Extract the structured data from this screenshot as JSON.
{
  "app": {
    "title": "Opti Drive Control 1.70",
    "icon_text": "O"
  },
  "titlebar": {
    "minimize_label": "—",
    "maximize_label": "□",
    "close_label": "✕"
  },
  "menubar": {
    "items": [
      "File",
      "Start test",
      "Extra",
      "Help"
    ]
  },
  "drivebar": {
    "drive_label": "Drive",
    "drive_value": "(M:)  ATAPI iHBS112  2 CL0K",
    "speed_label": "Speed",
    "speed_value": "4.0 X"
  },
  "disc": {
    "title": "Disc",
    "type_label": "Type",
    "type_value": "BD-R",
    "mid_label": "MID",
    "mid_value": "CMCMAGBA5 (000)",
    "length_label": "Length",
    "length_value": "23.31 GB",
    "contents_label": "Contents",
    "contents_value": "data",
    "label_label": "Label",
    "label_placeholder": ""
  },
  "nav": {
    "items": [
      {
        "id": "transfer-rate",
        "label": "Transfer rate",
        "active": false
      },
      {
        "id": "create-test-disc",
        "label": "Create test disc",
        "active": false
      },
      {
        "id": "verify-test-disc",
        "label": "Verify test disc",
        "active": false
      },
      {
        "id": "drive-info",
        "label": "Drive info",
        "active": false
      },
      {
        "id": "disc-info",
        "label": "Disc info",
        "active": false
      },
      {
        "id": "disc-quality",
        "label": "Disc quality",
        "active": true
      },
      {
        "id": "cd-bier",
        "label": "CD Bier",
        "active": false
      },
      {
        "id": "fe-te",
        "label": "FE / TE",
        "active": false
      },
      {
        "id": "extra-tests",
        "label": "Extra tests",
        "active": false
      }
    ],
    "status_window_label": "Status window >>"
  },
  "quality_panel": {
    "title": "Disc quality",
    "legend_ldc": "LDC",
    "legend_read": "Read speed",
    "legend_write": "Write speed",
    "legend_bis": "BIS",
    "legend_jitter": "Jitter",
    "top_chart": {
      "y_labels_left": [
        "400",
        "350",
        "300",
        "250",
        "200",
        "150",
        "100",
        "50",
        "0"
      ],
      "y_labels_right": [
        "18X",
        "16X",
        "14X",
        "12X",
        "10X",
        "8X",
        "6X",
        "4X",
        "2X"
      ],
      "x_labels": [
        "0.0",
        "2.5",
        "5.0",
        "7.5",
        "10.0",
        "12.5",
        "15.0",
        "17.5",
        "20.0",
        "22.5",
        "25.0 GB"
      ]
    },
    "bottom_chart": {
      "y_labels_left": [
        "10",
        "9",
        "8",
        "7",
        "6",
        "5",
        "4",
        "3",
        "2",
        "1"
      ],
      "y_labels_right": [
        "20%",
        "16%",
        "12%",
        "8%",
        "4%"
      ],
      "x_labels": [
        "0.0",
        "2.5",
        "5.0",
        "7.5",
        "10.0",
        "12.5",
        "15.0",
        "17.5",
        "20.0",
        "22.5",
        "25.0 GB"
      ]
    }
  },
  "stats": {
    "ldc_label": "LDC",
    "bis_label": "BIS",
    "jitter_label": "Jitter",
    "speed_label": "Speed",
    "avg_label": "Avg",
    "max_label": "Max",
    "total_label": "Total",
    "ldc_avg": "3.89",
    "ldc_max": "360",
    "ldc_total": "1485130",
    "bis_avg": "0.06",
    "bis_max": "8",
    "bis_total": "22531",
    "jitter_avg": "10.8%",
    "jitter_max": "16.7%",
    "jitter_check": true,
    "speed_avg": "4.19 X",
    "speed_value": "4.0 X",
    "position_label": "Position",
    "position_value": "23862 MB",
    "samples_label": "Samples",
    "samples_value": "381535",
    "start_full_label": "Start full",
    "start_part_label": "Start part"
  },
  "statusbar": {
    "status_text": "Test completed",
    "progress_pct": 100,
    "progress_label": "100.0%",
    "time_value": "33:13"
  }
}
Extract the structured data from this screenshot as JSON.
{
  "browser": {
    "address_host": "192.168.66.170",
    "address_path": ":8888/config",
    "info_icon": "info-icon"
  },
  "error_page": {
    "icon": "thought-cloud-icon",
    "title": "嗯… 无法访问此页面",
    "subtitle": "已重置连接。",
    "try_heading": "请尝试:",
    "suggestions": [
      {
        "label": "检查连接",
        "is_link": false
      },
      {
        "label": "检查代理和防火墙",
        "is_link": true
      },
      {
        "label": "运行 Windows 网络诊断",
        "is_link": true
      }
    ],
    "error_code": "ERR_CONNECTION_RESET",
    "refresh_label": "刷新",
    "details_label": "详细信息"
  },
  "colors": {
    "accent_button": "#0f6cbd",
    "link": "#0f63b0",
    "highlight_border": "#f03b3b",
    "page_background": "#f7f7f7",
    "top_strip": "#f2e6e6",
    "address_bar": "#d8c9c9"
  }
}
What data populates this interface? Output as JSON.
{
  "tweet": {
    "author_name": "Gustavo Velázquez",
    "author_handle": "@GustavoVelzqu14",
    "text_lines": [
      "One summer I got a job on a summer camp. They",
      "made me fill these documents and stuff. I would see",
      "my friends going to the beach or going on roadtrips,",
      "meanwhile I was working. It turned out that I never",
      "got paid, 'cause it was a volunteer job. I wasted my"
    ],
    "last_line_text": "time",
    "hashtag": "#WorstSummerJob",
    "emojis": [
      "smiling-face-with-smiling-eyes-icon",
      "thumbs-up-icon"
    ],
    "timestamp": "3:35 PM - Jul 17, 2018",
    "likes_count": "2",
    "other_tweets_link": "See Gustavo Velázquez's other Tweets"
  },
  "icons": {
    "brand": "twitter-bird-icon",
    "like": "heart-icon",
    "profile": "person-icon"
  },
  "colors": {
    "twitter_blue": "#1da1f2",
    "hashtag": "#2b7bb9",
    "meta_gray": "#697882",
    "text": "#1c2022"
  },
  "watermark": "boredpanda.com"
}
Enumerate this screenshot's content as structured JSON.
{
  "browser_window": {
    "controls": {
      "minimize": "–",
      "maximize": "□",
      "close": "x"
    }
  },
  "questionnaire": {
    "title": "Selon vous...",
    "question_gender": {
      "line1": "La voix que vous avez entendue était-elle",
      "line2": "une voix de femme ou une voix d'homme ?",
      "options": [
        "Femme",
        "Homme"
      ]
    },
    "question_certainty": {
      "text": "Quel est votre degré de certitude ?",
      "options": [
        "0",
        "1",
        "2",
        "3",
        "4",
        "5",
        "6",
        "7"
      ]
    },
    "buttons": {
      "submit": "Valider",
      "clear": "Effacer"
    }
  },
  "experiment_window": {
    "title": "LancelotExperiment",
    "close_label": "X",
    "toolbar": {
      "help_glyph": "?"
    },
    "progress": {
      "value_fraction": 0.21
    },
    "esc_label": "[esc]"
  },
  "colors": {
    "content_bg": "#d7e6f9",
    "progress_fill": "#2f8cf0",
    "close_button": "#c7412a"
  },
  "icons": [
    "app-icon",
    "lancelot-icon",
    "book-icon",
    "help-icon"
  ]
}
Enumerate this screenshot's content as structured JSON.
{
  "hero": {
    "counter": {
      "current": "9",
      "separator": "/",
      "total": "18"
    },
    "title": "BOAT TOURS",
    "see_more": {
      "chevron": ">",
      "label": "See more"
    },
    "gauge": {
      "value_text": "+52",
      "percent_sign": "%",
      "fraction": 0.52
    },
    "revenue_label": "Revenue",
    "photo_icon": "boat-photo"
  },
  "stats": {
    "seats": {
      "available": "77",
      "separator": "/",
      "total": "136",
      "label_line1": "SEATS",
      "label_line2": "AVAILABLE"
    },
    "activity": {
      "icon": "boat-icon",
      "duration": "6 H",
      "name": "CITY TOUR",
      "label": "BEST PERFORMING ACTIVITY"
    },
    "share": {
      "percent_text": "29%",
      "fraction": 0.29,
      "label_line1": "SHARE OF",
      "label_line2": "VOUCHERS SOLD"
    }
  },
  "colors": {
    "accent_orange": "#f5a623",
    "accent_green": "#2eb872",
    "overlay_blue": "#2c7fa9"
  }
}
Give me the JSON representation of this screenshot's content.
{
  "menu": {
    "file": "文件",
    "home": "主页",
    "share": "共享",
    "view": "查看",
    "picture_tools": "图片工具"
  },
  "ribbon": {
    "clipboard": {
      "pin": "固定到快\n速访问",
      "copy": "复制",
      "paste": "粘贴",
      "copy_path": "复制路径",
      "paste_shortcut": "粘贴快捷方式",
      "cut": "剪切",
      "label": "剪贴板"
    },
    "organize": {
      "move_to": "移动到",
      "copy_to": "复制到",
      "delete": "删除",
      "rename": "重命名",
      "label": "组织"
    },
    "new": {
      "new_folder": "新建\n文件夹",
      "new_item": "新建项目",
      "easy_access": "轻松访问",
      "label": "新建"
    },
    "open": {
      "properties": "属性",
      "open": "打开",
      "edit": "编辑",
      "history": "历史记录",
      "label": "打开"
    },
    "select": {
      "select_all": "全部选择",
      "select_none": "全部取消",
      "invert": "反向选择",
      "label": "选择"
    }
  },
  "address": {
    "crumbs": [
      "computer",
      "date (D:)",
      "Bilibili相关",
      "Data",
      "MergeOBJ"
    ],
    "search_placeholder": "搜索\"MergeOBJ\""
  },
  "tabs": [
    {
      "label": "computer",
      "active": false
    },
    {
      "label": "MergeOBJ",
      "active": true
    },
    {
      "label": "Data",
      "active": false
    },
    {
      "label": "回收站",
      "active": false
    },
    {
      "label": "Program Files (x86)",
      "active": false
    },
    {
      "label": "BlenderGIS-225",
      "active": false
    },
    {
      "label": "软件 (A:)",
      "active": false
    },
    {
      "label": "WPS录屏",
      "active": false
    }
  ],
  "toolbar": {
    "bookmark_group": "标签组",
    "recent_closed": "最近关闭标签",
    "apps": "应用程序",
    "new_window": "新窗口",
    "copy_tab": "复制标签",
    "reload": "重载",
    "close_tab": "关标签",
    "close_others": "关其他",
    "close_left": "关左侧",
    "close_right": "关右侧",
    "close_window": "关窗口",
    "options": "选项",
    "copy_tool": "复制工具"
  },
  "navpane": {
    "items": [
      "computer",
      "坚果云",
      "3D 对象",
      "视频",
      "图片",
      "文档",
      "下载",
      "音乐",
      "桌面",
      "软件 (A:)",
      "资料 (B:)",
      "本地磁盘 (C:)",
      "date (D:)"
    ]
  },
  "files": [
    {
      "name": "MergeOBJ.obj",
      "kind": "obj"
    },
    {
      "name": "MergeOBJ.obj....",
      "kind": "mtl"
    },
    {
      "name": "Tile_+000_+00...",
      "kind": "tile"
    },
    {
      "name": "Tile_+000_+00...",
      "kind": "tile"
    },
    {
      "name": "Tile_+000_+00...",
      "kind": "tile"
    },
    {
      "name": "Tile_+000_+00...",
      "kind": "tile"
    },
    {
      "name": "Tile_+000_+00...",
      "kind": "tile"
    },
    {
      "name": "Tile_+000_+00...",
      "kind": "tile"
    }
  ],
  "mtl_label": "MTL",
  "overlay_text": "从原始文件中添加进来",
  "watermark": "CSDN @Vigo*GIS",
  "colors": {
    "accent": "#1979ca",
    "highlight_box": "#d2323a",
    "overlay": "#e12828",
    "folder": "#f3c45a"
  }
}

-------

# [SHORT EXERCISE]
Copy every single line of the material above that holds "Start".

# [ANSWER FOR THIS EXERCISE]
      "Start test",
    "start_full_label": "Start full",
    "start_part_label": "Start part"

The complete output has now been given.